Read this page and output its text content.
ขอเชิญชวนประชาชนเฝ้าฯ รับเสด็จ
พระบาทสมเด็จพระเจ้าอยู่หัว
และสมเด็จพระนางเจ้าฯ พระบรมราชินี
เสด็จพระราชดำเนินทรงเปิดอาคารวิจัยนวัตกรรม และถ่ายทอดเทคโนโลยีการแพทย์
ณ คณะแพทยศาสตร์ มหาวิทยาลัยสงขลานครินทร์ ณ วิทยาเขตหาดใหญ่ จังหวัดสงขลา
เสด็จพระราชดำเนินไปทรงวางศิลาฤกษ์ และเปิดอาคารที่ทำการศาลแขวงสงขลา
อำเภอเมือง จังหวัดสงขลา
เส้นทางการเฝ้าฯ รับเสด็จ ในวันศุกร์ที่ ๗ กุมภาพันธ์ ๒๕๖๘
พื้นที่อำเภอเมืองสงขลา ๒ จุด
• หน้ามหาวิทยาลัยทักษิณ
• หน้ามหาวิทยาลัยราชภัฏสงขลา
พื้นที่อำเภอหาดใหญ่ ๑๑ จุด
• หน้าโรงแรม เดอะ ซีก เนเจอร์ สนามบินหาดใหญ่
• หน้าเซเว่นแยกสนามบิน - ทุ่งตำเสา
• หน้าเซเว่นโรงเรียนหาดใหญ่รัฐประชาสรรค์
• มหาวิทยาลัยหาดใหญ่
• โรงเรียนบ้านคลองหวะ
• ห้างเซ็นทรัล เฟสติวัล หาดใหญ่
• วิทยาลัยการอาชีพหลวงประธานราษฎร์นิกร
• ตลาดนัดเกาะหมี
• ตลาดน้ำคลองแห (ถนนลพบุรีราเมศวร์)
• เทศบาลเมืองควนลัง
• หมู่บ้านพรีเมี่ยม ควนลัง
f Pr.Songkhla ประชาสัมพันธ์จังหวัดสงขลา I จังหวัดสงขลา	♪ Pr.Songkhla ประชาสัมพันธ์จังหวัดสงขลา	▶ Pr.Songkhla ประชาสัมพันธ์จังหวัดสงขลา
***
### Task objective
Determine how many lines contain the word "ดสงขลา" and reply with that number alone.

### Completed task
3